Task instructions =
An exact copy of every record is needed.

Information supplied =
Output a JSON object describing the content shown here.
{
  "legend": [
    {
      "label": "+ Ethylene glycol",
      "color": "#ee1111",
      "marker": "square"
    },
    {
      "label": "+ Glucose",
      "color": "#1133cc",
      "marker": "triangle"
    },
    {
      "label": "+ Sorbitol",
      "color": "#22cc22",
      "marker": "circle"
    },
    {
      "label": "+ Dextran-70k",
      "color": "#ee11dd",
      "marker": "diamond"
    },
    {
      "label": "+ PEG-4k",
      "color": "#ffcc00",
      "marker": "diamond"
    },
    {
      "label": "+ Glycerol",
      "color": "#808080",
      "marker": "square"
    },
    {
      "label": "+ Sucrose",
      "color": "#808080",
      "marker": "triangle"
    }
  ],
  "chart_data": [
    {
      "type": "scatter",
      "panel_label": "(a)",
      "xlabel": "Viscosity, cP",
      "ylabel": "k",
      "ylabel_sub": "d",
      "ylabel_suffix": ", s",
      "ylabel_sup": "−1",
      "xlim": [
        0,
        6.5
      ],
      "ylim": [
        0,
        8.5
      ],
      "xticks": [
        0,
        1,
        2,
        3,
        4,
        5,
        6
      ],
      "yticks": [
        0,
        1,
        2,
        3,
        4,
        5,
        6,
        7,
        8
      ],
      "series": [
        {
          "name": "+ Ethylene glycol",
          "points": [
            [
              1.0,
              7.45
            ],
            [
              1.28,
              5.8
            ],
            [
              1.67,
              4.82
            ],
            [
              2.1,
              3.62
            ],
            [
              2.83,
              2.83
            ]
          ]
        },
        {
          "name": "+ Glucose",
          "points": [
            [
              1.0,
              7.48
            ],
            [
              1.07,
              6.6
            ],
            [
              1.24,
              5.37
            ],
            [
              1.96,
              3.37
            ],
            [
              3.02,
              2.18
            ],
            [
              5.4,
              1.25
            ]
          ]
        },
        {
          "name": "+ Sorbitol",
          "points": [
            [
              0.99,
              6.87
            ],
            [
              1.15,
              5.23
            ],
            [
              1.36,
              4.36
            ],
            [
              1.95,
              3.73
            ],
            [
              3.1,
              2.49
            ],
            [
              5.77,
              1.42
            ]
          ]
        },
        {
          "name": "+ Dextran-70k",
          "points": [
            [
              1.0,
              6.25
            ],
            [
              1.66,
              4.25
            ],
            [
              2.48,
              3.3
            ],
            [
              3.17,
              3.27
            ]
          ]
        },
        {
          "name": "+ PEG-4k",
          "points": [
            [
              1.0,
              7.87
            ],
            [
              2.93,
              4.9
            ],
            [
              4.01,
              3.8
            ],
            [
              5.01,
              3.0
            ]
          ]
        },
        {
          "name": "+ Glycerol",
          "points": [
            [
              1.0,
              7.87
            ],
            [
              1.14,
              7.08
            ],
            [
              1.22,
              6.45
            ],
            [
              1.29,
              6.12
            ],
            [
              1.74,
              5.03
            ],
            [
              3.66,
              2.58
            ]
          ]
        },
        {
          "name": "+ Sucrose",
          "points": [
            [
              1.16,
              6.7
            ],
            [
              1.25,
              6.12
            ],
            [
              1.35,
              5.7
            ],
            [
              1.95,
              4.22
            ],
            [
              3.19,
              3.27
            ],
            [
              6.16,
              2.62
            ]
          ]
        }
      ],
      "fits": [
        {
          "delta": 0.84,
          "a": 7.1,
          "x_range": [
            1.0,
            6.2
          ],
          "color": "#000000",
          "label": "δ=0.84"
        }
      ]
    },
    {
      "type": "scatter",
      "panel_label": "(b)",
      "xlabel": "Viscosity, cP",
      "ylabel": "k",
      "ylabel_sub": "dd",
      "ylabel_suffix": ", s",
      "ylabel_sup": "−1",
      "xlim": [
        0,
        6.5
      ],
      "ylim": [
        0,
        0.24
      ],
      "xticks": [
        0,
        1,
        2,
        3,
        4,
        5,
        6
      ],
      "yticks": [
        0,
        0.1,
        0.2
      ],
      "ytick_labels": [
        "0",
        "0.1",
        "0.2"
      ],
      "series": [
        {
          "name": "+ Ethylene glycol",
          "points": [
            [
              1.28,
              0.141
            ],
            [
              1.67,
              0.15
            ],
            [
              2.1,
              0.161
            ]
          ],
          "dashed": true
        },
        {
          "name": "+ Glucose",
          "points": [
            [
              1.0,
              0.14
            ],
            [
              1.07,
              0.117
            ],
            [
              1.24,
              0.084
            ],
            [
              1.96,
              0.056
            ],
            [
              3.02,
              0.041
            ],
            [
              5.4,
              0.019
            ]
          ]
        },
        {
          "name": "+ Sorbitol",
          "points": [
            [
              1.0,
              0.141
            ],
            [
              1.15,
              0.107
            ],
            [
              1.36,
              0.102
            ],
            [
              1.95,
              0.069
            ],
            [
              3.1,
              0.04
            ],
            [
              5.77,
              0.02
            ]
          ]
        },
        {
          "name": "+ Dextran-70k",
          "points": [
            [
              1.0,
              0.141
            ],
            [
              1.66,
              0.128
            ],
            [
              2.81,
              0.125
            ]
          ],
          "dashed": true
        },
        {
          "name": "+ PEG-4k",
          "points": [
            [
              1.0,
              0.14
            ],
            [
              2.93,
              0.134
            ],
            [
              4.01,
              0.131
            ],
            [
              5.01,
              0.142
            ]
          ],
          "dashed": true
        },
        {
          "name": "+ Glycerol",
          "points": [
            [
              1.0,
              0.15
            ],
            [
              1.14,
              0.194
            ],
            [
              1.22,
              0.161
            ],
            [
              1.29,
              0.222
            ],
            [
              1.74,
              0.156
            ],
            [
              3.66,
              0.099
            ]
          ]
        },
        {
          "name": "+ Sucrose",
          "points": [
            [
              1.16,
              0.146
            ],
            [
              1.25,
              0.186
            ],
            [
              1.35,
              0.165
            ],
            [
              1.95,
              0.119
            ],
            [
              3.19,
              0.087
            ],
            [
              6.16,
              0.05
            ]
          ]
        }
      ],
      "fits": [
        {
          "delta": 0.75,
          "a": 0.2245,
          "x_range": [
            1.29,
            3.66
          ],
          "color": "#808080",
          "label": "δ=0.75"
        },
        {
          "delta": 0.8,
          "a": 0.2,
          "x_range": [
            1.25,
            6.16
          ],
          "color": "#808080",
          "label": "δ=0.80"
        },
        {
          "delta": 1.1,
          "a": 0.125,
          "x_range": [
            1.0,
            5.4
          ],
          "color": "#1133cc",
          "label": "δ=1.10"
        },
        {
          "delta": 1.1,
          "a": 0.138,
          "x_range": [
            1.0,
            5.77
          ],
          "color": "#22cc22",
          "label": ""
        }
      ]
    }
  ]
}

Solution to this exercise =
Output a JSON object describing the content shown here.
{
  "legend": [
    {
      "label": "+ Ethylene glycol",
      "color": "#ee1111",
      "marker": "square"
    },
    {
      "label": "+ Glucose",
      "color": "#1133cc",
      "marker": "triangle"
    },
    {
      "label": "+ Sorbitol",
      "color": "#22cc22",
      "marker": "circle"
    },
    {
      "label": "+ Dextran-70k",
      "color": "#ee11dd",
      "marker": "diamond"
    },
    {
      "label": "+ PEG-4k",
      "color": "#ffcc00",
      "marker": "diamond"
    },
    {
      "label": "+ Glycerol",
      "color": "#808080",
      "marker": "square"
    },
    {
      "label": "+ Sucrose",
      "color": "#808080",
      "marker": "triangle"
    }
  ],
  "chart_data": [
    {
      "type": "scatter",
      "panel_label": "(a)",
      "xlabel": "Viscosity, cP",
      "ylabel": "k",
      "ylabel_sub": "d",
      "ylabel_suffix": ", s",
      "ylabel_sup": "−1",
      "xlim": [
        0,
        6.5
      ],
      "ylim": [
        0,
        8.5
      ],
      "xticks": [
        0,
        1,
        2,
        3,
        4,
        5,
        6
      ],
      "yticks": [
        0,
        1,
        2,
        3,
        4,
        5,
        6,
        7,
        8
      ],
      "series": [
        {
          "name": "+ Ethylene glycol",
          "points": [
            [
              1.0,
              7.45
            ],
            [
              1.28,
              5.8
            ],
            [
              1.67,
              4.82
            ],
            [
              2.1,
              3.62
            ],
            [
              2.83,
              2.83
            ]
          ]
        },
        {
          "name": "+ Glucose",
          "points": [
            [
              1.0,
              7.48
            ],
            [
              1.07,
              6.6
            ],
            [
              1.24,
              5.37
            ],
            [
              1.96,
              3.37
            ],
            [
              3.02,
              2.18
            ],
            [
              5.4,
              1.25
            ]
          ]
        },
        {
          "name": "+ Sorbitol",
          "points": [
            [
              0.99,
              6.87
            ],
            [
              1.15,
              5.23
            ],
            [
              1.36,
              4.36
            ],
            [
              1.95,
              3.73
            ],
            [
              3.1,
              2.49
            ],
            [
              5.77,
              1.42
            ]
          ]
        },
        {
          "name": "+ Dextran-70k",
          "points": [
            [
              1.0,
              6.25
            ],
            [
              1.66,
              4.25
            ],
            [
              2.48,
              3.3
            ],
            [
              3.17,
              3.27
            ]
          ]
        },
        {
          "name": "+ PEG-4k",
          "points": [
            [
              1.0,
              7.87
            ],
            [
              2.93,
              4.9
            ],
            [
              4.01,
              3.8
            ],
            [
              5.01,
              3.0
            ]
          ]
        },
        {
          "name": "+ Glycerol",
          "points": [
            [
              1.0,
              7.87
            ],
            [
              1.14,
              7.08
            ],
            [
              1.22,
              6.45
            ],
            [
              1.29,
              6.12
            ],
            [
              1.74,
              5.03
            ],
            [
              3.66,
              2.58
            ]
          ]
        },
        {
          "name": "+ Sucrose",
          "points": [
            [
              1.16,
              6.7
            ],
            [
              1.25,
              6.12
            ],
            [
              1.35,
              5.7
            ],
            [
              1.95,
              4.22
            ],
            [
              3.19,
              3.27
            ],
            [
              6.16,
              2.62
            ]
          ]
        }
      ],
      "fits": [
        {
          "delta": 0.84,
          "a": 7.1,
          "x_range": [
            1.0,
            6.2
          ],
          "color": "#000000",
          "label": "δ=0.84"
        }
      ]
    },
    {
      "type": "scatter",
      "panel_label": "(b)",
      "xlabel": "Viscosity, cP",
      "ylabel": "k",
      "ylabel_sub": "dd",
      "ylabel_suffix": ", s",
      "ylabel_sup": "−1",
      "xlim": [
        0,
        6.5
      ],
      "ylim": [
        0,
        0.24
      ],
      "xticks": [
        0,
        1,
        2,
        3,
        4,
        5,
        6
      ],
      "yticks": [
        0,
        0.1,
        0.2
      ],
      "ytick_labels": [
        "0",
        "0.1",
        "0.2"
      ],
      "series": [
        {
          "name": "+ Ethylene glycol",
          "points": [
            [
              1.28,
              0.141
            ],
            [
              1.67,
              0.15
            ],
            [
              2.1,
              0.161
            ]
          ],
          "dashed": true
        },
        {
          "name": "+ Glucose",
          "points": [
            [
              1.0,
              0.14
            ],
            [
              1.07,
              0.117
            ],
            [
              1.24,
              0.084
            ],
            [
              1.96,
              0.056
            ],
            [
              3.02,
              0.041
            ],
            [
              5.4,
              0.019
            ]
          ]
        },
        {
          "name": "+ Sorbitol",
          "points": [
            [
              1.0,
              0.141
            ],
            [
              1.15,
              0.107
            ],
            [
              1.36,
              0.102
            ],
            [
              1.95,
              0.069
            ],
            [
              3.1,
              0.04
            ],
            [
              5.77,
              0.02
            ]
          ]
        },
        {
          "name": "+ Dextran-70k",
          "points": [
            [
              1.0,
              0.141
            ],
            [
              1.66,
              0.128
            ],
            [
              2.81,
              0.125
            ]
          ],
          "dashed": true
        },
        {
          "name": "+ PEG-4k",
          "points": [
            [
              1.0,
              0.14
            ],
            [
              2.93,
              0.134
            ],
            [
              4.01,
              0.131
            ],
            [
              5.01,
              0.142
            ]
          ],
          "dashed": true
        },
        {
          "name": "+ Glycerol",
          "points": [
            [
              1.0,
              0.15
            ],
            [
              1.14,
              0.194
            ],
            [
              1.22,
              0.161
            ],
            [
              1.29,
              0.222
            ],
            [
              1.74,
              0.156
            ],
            [
              3.66,
              0.099
            ]
          ]
        },
        {
          "name": "+ Sucrose",
          "points": [
            [
              1.16,
              0.146
            ],
            [
              1.25,
              0.186
            ],
            [
              1.35,
              0.165
            ],
            [
              1.95,
              0.119
            ],
            [
              3.19,
              0.087
            ],
            [
              6.16,
              0.05
            ]
          ]
        }
      ],
      "fits": [
        {
          "delta": 0.75,
          "a": 0.2245,
          "x_range": [
            1.29,
            3.66
          ],
          "color": "#808080",
          "label": "δ=0.75"
        },
        {
          "delta": 0.8,
          "a": 0.2,
          "x_range": [
            1.25,
            6.16
          ],
          "color": "#808080",
          "label": "δ=0.80"
        },
        {
          "delta": 1.1,
          "a": 0.125,
          "x_range": [
            1.0,
            5.4
          ],
          "color": "#1133cc",
          "label": "δ=1.10"
        },
        {
          "delta": 1.1,
          "a": 0.138,
          "x_range": [
            1.0,
            5.77
          ],
          "color": "#22cc22",
          "label": ""
        }
      ]
    }
  ]
}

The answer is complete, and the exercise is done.